GOAL OF THE EXERCISE: Print the data exactly as it is given, please.

==========

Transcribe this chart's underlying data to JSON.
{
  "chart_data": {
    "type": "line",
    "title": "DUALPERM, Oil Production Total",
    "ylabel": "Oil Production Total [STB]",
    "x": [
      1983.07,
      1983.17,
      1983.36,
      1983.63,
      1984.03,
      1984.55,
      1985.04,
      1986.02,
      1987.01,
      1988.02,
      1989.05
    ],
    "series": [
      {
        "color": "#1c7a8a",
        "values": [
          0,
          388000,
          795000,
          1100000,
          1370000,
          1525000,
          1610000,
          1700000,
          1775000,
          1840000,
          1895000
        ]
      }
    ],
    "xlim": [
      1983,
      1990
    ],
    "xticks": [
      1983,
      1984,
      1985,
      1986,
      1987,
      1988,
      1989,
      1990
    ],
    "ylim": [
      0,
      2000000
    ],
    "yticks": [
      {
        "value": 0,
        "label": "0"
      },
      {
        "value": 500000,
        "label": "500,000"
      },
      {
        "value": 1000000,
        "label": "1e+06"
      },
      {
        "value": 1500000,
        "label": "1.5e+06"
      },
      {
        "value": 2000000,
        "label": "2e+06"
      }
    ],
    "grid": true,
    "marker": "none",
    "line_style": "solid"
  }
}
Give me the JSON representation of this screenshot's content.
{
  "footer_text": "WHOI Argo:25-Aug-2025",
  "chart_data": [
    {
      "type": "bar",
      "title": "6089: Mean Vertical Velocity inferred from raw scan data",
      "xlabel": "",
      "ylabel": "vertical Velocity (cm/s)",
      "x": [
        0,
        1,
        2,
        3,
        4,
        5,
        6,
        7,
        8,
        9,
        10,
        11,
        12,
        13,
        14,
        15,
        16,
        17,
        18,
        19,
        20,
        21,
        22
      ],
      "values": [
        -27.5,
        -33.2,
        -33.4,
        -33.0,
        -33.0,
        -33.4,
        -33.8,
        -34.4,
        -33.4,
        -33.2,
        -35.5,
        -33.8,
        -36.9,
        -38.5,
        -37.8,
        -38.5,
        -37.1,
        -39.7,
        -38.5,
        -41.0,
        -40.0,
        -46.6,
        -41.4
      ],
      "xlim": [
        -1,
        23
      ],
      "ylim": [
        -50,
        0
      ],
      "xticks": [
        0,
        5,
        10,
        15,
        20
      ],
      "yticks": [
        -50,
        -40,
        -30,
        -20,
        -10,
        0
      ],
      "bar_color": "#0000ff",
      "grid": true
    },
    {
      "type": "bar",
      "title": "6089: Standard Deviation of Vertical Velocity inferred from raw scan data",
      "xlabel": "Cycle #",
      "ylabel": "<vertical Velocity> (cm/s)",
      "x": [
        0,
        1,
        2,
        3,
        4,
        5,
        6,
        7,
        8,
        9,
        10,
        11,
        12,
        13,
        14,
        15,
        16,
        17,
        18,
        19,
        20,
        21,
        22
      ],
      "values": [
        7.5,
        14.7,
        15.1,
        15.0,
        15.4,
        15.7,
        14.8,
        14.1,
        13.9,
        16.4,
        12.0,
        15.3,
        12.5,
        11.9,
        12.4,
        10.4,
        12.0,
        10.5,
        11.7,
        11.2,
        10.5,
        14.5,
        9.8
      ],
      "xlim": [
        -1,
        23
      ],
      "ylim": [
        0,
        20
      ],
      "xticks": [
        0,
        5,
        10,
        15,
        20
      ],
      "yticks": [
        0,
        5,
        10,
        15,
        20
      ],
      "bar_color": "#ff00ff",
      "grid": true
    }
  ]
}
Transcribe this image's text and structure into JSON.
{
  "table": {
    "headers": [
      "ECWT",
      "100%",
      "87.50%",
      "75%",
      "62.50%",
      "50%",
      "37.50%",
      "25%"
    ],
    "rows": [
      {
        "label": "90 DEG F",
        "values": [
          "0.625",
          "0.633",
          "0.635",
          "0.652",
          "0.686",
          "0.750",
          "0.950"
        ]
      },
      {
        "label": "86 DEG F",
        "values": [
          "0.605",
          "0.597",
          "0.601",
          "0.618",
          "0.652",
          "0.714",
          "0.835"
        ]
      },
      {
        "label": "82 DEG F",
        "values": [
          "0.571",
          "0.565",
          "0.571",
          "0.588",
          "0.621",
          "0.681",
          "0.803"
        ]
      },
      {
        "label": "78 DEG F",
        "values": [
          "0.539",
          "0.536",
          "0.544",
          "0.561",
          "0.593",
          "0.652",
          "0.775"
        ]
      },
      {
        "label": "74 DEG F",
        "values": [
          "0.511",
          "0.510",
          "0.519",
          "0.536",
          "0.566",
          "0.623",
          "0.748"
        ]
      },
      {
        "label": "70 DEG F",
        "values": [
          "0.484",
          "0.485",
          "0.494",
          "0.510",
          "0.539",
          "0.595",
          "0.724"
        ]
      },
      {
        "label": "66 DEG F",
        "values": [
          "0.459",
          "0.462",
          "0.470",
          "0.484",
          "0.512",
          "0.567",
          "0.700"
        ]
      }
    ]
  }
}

==========

TASK RESPONSE:
Transcribe this chart's underlying data to JSON.
{
  "chart_data": {
    "type": "line",
    "title": "DUALPERM, Oil Production Total",
    "ylabel": "Oil Production Total [STB]",
    "x": [
      1983.07,
      1983.17,
      1983.36,
      1983.63,
      1984.03,
      1984.55,
      1985.04,
      1986.02,
      1987.01,
      1988.02,
      1989.05
    ],
    "series": [
      {
        "color": "#1c7a8a",
        "values": [
          0,
          388000,
          795000,
          1100000,
          1370000,
          1525000,
          1610000,
          1700000,
          1775000,
          1840000,
          1895000
        ]
      }
    ],
    "xlim": [
      1983,
      1990
    ],
    "xticks": [
      1983,
      1984,
      1985,
      1986,
      1987,
      1988,
      1989,
      1990
    ],
    "ylim": [
      0,
      2000000
    ],
    "yticks": [
      {
        "value": 0,
        "label": "0"
      },
      {
        "value": 500000,
        "label": "500,000"
      },
      {
        "value": 1000000,
        "label": "1e+06"
      },
      {
        "value": 1500000,
        "label": "1.5e+06"
      },
      {
        "value": 2000000,
        "label": "2e+06"
      }
    ],
    "grid": true,
    "marker": "none",
    "line_style": "solid"
  }
}
Give me the JSON representation of this screenshot's content.
{
  "footer_text": "WHOI Argo:25-Aug-2025",
  "chart_data": [
    {
      "type": "bar",
      "title": "6089: Mean Vertical Velocity inferred from raw scan data",
      "xlabel": "",
      "ylabel": "vertical Velocity (cm/s)",
      "x": [
        0,
        1,
        2,
        3,
        4,
        5,
        6,
        7,
        8,
        9,
        10,
        11,
        12,
        13,
        14,
        15,
        16,
        17,
        18,
        19,
        20,
        21,
        22
      ],
      "values": [
        -27.5,
        -33.2,
        -33.4,
        -33.0,
        -33.0,
        -33.4,
        -33.8,
        -34.4,
        -33.4,
        -33.2,
        -35.5,
        -33.8,
        -36.9,
        -38.5,
        -37.8,
        -38.5,
        -37.1,
        -39.7,
        -38.5,
        -41.0,
        -40.0,
        -46.6,
        -41.4
      ],
      "xlim": [
        -1,
        23
      ],
      "ylim": [
        -50,
        0
      ],
      "xticks": [
        0,
        5,
        10,
        15,
        20
      ],
      "yticks": [
        -50,
        -40,
        -30,
        -20,
        -10,
        0
      ],
      "bar_color": "#0000ff",
      "grid": true
    },
    {
      "type": "bar",
      "title": "6089: Standard Deviation of Vertical Velocity inferred from raw scan data",
      "xlabel": "Cycle #",
      "ylabel": "<vertical Velocity> (cm/s)",
      "x": [
        0,
        1,
        2,
        3,
        4,
        5,
        6,
        7,
        8,
        9,
        10,
        11,
        12,
        13,
        14,
        15,
        16,
        17,
        18,
        19,
        20,
        21,
        22
      ],
      "values": [
        7.5,
        14.7,
        15.1,
        15.0,
        15.4,
        15.7,
        14.8,
        14.1,
        13.9,
        16.4,
        12.0,
        15.3,
        12.5,
        11.9,
        12.4,
        10.4,
        12.0,
        10.5,
        11.7,
        11.2,
        10.5,
        14.5,
        9.8
      ],
      "xlim": [
        -1,
        23
      ],
      "ylim": [
        0,
        20
      ],
      "xticks": [
        0,
        5,
        10,
        15,
        20
      ],
      "yticks": [
        0,
        5,
        10,
        15,
        20
      ],
      "bar_color": "#ff00ff",
      "grid": true
    }
  ]
}
Transcribe this image's text and structure into JSON.
{
  "table": {
    "headers": [
      "ECWT",
      "100%",
      "87.50%",
      "75%",
      "62.50%",
      "50%",
      "37.50%",
      "25%"
    ],
    "rows": [
      {
        "label": "90 DEG F",
        "values": [
          "0.625",
          "0.633",
          "0.635",
          "0.652",
          "0.686",
          "0.750",
          "0.950"
        ]
      },
      {
        "label": "86 DEG F",
        "values": [
          "0.605",
          "0.597",
          "0.601",
          "0.618",
          "0.652",
          "0.714",
          "0.835"
        ]
      },
      {
        "label": "82 DEG F",
        "values": [
          "0.571",
          "0.565",
          "0.571",
          "0.588",
          "0.621",
          "0.681",
          "0.803"
        ]
      },
      {
        "label": "78 DEG F",
        "values": [
          "0.539",
          "0.536",
          "0.544",
          "0.561",
          "0.593",
          "0.652",
          "0.775"
        ]
      },
      {
        "label": "74 DEG F",
        "values": [
          "0.511",
          "0.510",
          "0.519",
          "0.536",
          "0.566",
          "0.623",
          "0.748"
        ]
      },
      {
        "label": "70 DEG F",
        "values": [
          "0.484",
          "0.485",
          "0.494",
          "0.510",
          "0.539",
          "0.595",
          "0.724"
        ]
      },
      {
        "label": "66 DEG F",
        "values": [
          "0.459",
          "0.462",
          "0.470",
          "0.484",
          "0.512",
          "0.567",
          "0.700"
        ]
      }
    ]
  }
}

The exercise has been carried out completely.